> [Provided data]
__________________________________________________

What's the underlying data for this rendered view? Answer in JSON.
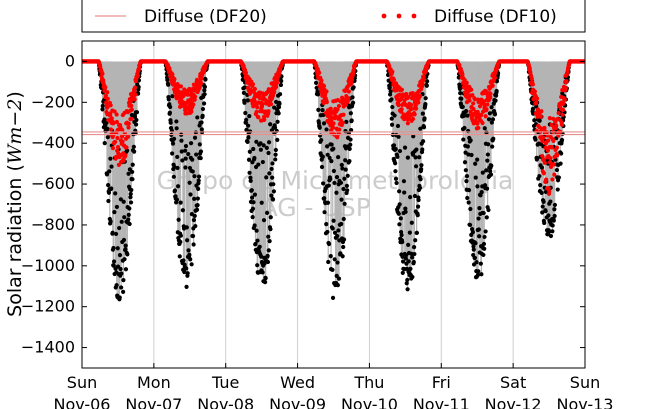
{
  "chart_data": {
    "type": "scatter",
    "ylabel": "Solar radiation (",
    "ylabel_unit": "Wm−2",
    "ylabel_close": ")",
    "ylim": [
      -1500,
      100
    ],
    "yticks": [
      0,
      -200,
      -400,
      -600,
      -800,
      -1000,
      -1200,
      -1400
    ],
    "ytick_labels": [
      "0",
      "−200",
      "−400",
      "−600",
      "−800",
      "−1000",
      "−1200",
      "−1400"
    ],
    "xlim": [
      0,
      7
    ],
    "x_ticks": [
      {
        "x": 0,
        "day": "Sun",
        "date": "Nov-06"
      },
      {
        "x": 1,
        "day": "Mon",
        "date": "Nov-07"
      },
      {
        "x": 2,
        "day": "Tue",
        "date": "Nov-08"
      },
      {
        "x": 3,
        "day": "Wed",
        "date": "Nov-09"
      },
      {
        "x": 4,
        "day": "Thu",
        "date": "Nov-10"
      },
      {
        "x": 5,
        "day": "Fri",
        "date": "Nov-11"
      },
      {
        "x": 6,
        "day": "Sat",
        "date": "Nov-12"
      },
      {
        "x": 7,
        "day": "Sun",
        "date": "Nov-13"
      }
    ],
    "grid": true,
    "legend_placement": "top",
    "legend": [
      {
        "label": "Diffuse (DF20)",
        "style": "line",
        "color": "#e89090"
      },
      {
        "label": "Diffuse (DF10)",
        "style": "dots",
        "color": "#ff0000"
      }
    ],
    "reference_lines": [
      -345,
      -358
    ],
    "days": [
      {
        "global_peak": -1180,
        "diffuse_peak": -520,
        "shift": 0.02
      },
      {
        "global_peak": -1130,
        "diffuse_peak": -270,
        "shift": -0.05
      },
      {
        "global_peak": -1120,
        "diffuse_peak": -300,
        "shift": 0.0
      },
      {
        "global_peak": -1180,
        "diffuse_peak": -380,
        "shift": 0.02
      },
      {
        "global_peak": -1140,
        "diffuse_peak": -310,
        "shift": 0.03
      },
      {
        "global_peak": -1080,
        "diffuse_peak": -330,
        "shift": 0.01
      },
      {
        "global_peak": -880,
        "diffuse_peak": -650,
        "shift": -0.01
      }
    ],
    "series_colors": {
      "global": "#000000",
      "diffuse": "#ff0000",
      "envelope": "#b4b4b4"
    }
  },
  "watermark": {
    "line1": "Grupo de Micrometeorologia",
    "line2": "IAG - USP"
  }
}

__________________________________________________

> [Work required] Nothing but the pictures may be dropped; output the records above exactly.

> [Task output]
What's the underlying data for this rendered view? Answer in JSON.
{
  "chart_data": {
    "type": "scatter",
    "ylabel": "Solar radiation (",
    "ylabel_unit": "Wm−2",
    "ylabel_close": ")",
    "ylim": [
      -1500,
      100
    ],
    "yticks": [
      0,
      -200,
      -400,
      -600,
      -800,
      -1000,
      -1200,
      -1400
    ],
    "ytick_labels": [
      "0",
      "−200",
      "−400",
      "−600",
      "−800",
      "−1000",
      "−1200",
      "−1400"
    ],
    "xlim": [
      0,
      7
    ],
    "x_ticks": [
      {
        "x": 0,
        "day": "Sun",
        "date": "Nov-06"
      },
      {
        "x": 1,
        "day": "Mon",
        "date": "Nov-07"
      },
      {
        "x": 2,
        "day": "Tue",
        "date": "Nov-08"
      },
      {
        "x": 3,
        "day": "Wed",
        "date": "Nov-09"
      },
      {
        "x": 4,
        "day": "Thu",
        "date": "Nov-10"
      },
      {
        "x": 5,
        "day": "Fri",
        "date": "Nov-11"
      },
      {
        "x": 6,
        "day": "Sat",
        "date": "Nov-12"
      },
      {
        "x": 7,
        "day": "Sun",
        "date": "Nov-13"
      }
    ],
    "grid": true,
    "legend_placement": "top",
    "legend": [
      {
        "label": "Diffuse (DF20)",
        "style": "line",
        "color": "#e89090"
      },
      {
        "label": "Diffuse (DF10)",
        "style": "dots",
        "color": "#ff0000"
      }
    ],
    "reference_lines": [
      -345,
      -358
    ],
    "days": [
      {
        "global_peak": -1180,
        "diffuse_peak": -520,
        "shift": 0.02
      },
      {
        "global_peak": -1130,
        "diffuse_peak": -270,
        "shift": -0.05
      },
      {
        "global_peak": -1120,
        "diffuse_peak": -300,
        "shift": 0.0
      },
      {
        "global_peak": -1180,
        "diffuse_peak": -380,
        "shift": 0.02
      },
      {
        "global_peak": -1140,
        "diffuse_peak": -310,
        "shift": 0.03
      },
      {
        "global_peak": -1080,
        "diffuse_peak": -330,
        "shift": 0.01
      },
      {
        "global_peak": -880,
        "diffuse_peak": -650,
        "shift": -0.01
      }
    ],
    "series_colors": {
      "global": "#000000",
      "diffuse": "#ff0000",
      "envelope": "#b4b4b4"
    }
  },
  "watermark": {
    "line1": "Grupo de Micrometeorologia",
    "line2": "IAG - USP"
  }
}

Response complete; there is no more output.